The records:
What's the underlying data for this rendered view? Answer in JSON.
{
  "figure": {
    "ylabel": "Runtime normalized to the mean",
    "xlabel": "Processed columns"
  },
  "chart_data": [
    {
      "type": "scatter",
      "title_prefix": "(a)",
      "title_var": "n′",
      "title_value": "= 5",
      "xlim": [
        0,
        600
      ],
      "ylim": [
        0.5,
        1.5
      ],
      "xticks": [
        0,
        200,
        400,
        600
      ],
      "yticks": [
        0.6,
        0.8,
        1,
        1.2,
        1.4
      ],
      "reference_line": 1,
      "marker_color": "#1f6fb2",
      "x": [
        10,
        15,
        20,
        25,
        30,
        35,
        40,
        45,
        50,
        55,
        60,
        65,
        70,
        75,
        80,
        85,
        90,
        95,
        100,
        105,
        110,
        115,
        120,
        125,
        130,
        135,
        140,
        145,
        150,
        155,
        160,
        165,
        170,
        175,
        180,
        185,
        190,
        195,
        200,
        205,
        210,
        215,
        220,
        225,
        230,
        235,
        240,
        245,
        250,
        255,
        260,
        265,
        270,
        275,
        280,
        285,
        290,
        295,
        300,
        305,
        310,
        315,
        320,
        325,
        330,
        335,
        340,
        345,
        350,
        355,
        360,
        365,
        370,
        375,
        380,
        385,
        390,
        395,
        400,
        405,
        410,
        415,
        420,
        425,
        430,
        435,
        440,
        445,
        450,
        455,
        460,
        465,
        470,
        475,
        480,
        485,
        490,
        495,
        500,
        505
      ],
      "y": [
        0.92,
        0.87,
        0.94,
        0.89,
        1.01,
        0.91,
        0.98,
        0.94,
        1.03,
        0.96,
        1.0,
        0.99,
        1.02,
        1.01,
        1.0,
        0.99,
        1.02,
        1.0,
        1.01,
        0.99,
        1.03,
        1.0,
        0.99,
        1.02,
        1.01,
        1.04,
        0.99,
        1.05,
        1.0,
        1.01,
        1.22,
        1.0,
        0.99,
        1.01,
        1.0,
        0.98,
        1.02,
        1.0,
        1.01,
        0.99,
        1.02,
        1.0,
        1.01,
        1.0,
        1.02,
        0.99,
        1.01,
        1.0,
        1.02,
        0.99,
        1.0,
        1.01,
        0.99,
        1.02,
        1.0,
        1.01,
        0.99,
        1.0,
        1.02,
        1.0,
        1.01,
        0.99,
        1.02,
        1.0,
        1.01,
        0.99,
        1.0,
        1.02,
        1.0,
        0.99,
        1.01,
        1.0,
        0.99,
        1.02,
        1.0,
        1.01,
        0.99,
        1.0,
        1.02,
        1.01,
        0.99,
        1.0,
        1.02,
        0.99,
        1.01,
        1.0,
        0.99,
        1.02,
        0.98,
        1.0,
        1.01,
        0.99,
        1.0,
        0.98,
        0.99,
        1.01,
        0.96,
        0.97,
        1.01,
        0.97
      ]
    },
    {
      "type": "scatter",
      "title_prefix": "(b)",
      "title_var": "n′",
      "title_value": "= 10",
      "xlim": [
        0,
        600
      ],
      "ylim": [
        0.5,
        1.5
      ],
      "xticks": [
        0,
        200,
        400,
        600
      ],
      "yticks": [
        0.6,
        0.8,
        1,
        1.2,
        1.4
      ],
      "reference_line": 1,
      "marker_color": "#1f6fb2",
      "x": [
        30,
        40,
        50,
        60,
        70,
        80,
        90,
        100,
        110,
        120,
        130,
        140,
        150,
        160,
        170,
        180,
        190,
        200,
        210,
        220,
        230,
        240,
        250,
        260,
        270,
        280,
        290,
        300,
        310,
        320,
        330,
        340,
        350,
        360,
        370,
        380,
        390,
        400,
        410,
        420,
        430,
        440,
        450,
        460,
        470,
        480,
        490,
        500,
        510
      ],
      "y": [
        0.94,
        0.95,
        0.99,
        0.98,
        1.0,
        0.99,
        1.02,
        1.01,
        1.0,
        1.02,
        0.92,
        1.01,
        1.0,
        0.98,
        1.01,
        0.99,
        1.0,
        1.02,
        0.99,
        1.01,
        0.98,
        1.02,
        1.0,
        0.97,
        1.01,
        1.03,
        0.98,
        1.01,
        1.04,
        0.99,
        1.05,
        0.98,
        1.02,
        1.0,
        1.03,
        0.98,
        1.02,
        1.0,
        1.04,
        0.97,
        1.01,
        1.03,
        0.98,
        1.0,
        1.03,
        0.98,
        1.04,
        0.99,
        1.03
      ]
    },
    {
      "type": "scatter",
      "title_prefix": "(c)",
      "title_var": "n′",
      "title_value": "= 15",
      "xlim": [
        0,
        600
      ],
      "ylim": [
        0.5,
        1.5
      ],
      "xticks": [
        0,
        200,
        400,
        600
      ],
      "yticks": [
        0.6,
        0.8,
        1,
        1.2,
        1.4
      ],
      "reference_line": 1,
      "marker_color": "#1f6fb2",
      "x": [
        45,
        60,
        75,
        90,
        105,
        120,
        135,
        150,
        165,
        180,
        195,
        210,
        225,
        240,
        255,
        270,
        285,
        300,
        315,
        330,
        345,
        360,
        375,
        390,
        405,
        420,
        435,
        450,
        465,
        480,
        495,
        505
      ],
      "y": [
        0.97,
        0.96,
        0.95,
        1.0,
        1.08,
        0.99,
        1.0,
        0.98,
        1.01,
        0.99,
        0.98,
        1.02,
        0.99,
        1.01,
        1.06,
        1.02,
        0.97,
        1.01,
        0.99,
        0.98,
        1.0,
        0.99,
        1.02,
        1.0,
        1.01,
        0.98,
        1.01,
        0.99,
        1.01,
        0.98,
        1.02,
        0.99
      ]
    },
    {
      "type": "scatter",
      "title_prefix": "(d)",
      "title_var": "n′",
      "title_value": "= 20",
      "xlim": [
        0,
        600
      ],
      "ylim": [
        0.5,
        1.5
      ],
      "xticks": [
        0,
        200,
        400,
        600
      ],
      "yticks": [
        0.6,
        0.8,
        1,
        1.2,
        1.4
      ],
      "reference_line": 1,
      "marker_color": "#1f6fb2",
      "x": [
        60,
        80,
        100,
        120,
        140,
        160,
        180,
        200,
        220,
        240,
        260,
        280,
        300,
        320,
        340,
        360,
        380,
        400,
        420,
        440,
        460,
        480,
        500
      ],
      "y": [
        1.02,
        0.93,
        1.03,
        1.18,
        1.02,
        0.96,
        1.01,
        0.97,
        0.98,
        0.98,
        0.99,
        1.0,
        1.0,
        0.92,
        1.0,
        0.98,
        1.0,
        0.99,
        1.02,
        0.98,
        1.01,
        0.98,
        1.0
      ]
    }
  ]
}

Task description: All of the entries above need to be reproduced exactly.

The result:
What's the underlying data for this rendered view? Answer in JSON.
{
  "figure": {
    "ylabel": "Runtime normalized to the mean",
    "xlabel": "Processed columns"
  },
  "chart_data": [
    {
      "type": "scatter",
      "title_prefix": "(a)",
      "title_var": "n′",
      "title_value": "= 5",
      "xlim": [
        0,
        600
      ],
      "ylim": [
        0.5,
        1.5
      ],
      "xticks": [
        0,
        200,
        400,
        600
      ],
      "yticks": [
        0.6,
        0.8,
        1,
        1.2,
        1.4
      ],
      "reference_line": 1,
      "marker_color": "#1f6fb2",
      "x": [
        10,
        15,
        20,
        25,
        30,
        35,
        40,
        45,
        50,
        55,
        60,
        65,
        70,
        75,
        80,
        85,
        90,
        95,
        100,
        105,
        110,
        115,
        120,
        125,
        130,
        135,
        140,
        145,
        150,
        155,
        160,
        165,
        170,
        175,
        180,
        185,
        190,
        195,
        200,
        205,
        210,
        215,
        220,
        225,
        230,
        235,
        240,
        245,
        250,
        255,
        260,
        265,
        270,
        275,
        280,
        285,
        290,
        295,
        300,
        305,
        310,
        315,
        320,
        325,
        330,
        335,
        340,
        345,
        350,
        355,
        360,
        365,
        370,
        375,
        380,
        385,
        390,
        395,
        400,
        405,
        410,
        415,
        420,
        425,
        430,
        435,
        440,
        445,
        450,
        455,
        460,
        465,
        470,
        475,
        480,
        485,
        490,
        495,
        500,
        505
      ],
      "y": [
        0.92,
        0.87,
        0.94,
        0.89,
        1.01,
        0.91,
        0.98,
        0.94,
        1.03,
        0.96,
        1.0,
        0.99,
        1.02,
        1.01,
        1.0,
        0.99,
        1.02,
        1.0,
        1.01,
        0.99,
        1.03,
        1.0,
        0.99,
        1.02,
        1.01,
        1.04,
        0.99,
        1.05,
        1.0,
        1.01,
        1.22,
        1.0,
        0.99,
        1.01,
        1.0,
        0.98,
        1.02,
        1.0,
        1.01,
        0.99,
        1.02,
        1.0,
        1.01,
        1.0,
        1.02,
        0.99,
        1.01,
        1.0,
        1.02,
        0.99,
        1.0,
        1.01,
        0.99,
        1.02,
        1.0,
        1.01,
        0.99,
        1.0,
        1.02,
        1.0,
        1.01,
        0.99,
        1.02,
        1.0,
        1.01,
        0.99,
        1.0,
        1.02,
        1.0,
        0.99,
        1.01,
        1.0,
        0.99,
        1.02,
        1.0,
        1.01,
        0.99,
        1.0,
        1.02,
        1.01,
        0.99,
        1.0,
        1.02,
        0.99,
        1.01,
        1.0,
        0.99,
        1.02,
        0.98,
        1.0,
        1.01,
        0.99,
        1.0,
        0.98,
        0.99,
        1.01,
        0.96,
        0.97,
        1.01,
        0.97
      ]
    },
    {
      "type": "scatter",
      "title_prefix": "(b)",
      "title_var": "n′",
      "title_value": "= 10",
      "xlim": [
        0,
        600
      ],
      "ylim": [
        0.5,
        1.5
      ],
      "xticks": [
        0,
        200,
        400,
        600
      ],
      "yticks": [
        0.6,
        0.8,
        1,
        1.2,
        1.4
      ],
      "reference_line": 1,
      "marker_color": "#1f6fb2",
      "x": [
        30,
        40,
        50,
        60,
        70,
        80,
        90,
        100,
        110,
        120,
        130,
        140,
        150,
        160,
        170,
        180,
        190,
        200,
        210,
        220,
        230,
        240,
        250,
        260,
        270,
        280,
        290,
        300,
        310,
        320,
        330,
        340,
        350,
        360,
        370,
        380,
        390,
        400,
        410,
        420,
        430,
        440,
        450,
        460,
        470,
        480,
        490,
        500,
        510
      ],
      "y": [
        0.94,
        0.95,
        0.99,
        0.98,
        1.0,
        0.99,
        1.02,
        1.01,
        1.0,
        1.02,
        0.92,
        1.01,
        1.0,
        0.98,
        1.01,
        0.99,
        1.0,
        1.02,
        0.99,
        1.01,
        0.98,
        1.02,
        1.0,
        0.97,
        1.01,
        1.03,
        0.98,
        1.01,
        1.04,
        0.99,
        1.05,
        0.98,
        1.02,
        1.0,
        1.03,
        0.98,
        1.02,
        1.0,
        1.04,
        0.97,
        1.01,
        1.03,
        0.98,
        1.0,
        1.03,
        0.98,
        1.04,
        0.99,
        1.03
      ]
    },
    {
      "type": "scatter",
      "title_prefix": "(c)",
      "title_var": "n′",
      "title_value": "= 15",
      "xlim": [
        0,
        600
      ],
      "ylim": [
        0.5,
        1.5
      ],
      "xticks": [
        0,
        200,
        400,
        600
      ],
      "yticks": [
        0.6,
        0.8,
        1,
        1.2,
        1.4
      ],
      "reference_line": 1,
      "marker_color": "#1f6fb2",
      "x": [
        45,
        60,
        75,
        90,
        105,
        120,
        135,
        150,
        165,
        180,
        195,
        210,
        225,
        240,
        255,
        270,
        285,
        300,
        315,
        330,
        345,
        360,
        375,
        390,
        405,
        420,
        435,
        450,
        465,
        480,
        495,
        505
      ],
      "y": [
        0.97,
        0.96,
        0.95,
        1.0,
        1.08,
        0.99,
        1.0,
        0.98,
        1.01,
        0.99,
        0.98,
        1.02,
        0.99,
        1.01,
        1.06,
        1.02,
        0.97,
        1.01,
        0.99,
        0.98,
        1.0,
        0.99,
        1.02,
        1.0,
        1.01,
        0.98,
        1.01,
        0.99,
        1.01,
        0.98,
        1.02,
        0.99
      ]
    },
    {
      "type": "scatter",
      "title_prefix": "(d)",
      "title_var": "n′",
      "title_value": "= 20",
      "xlim": [
        0,
        600
      ],
      "ylim": [
        0.5,
        1.5
      ],
      "xticks": [
        0,
        200,
        400,
        600
      ],
      "yticks": [
        0.6,
        0.8,
        1,
        1.2,
        1.4
      ],
      "reference_line": 1,
      "marker_color": "#1f6fb2",
      "x": [
        60,
        80,
        100,
        120,
        140,
        160,
        180,
        200,
        220,
        240,
        260,
        280,
        300,
        320,
        340,
        360,
        380,
        400,
        420,
        440,
        460,
        480,
        500
      ],
      "y": [
        1.02,
        0.93,
        1.03,
        1.18,
        1.02,
        0.96,
        1.01,
        0.97,
        0.98,
        0.98,
        0.99,
        1.0,
        1.0,
        0.92,
        1.0,
        0.98,
        1.0,
        0.99,
        1.02,
        0.98,
        1.01,
        0.98,
        1.0
      ]
    }
  ]
}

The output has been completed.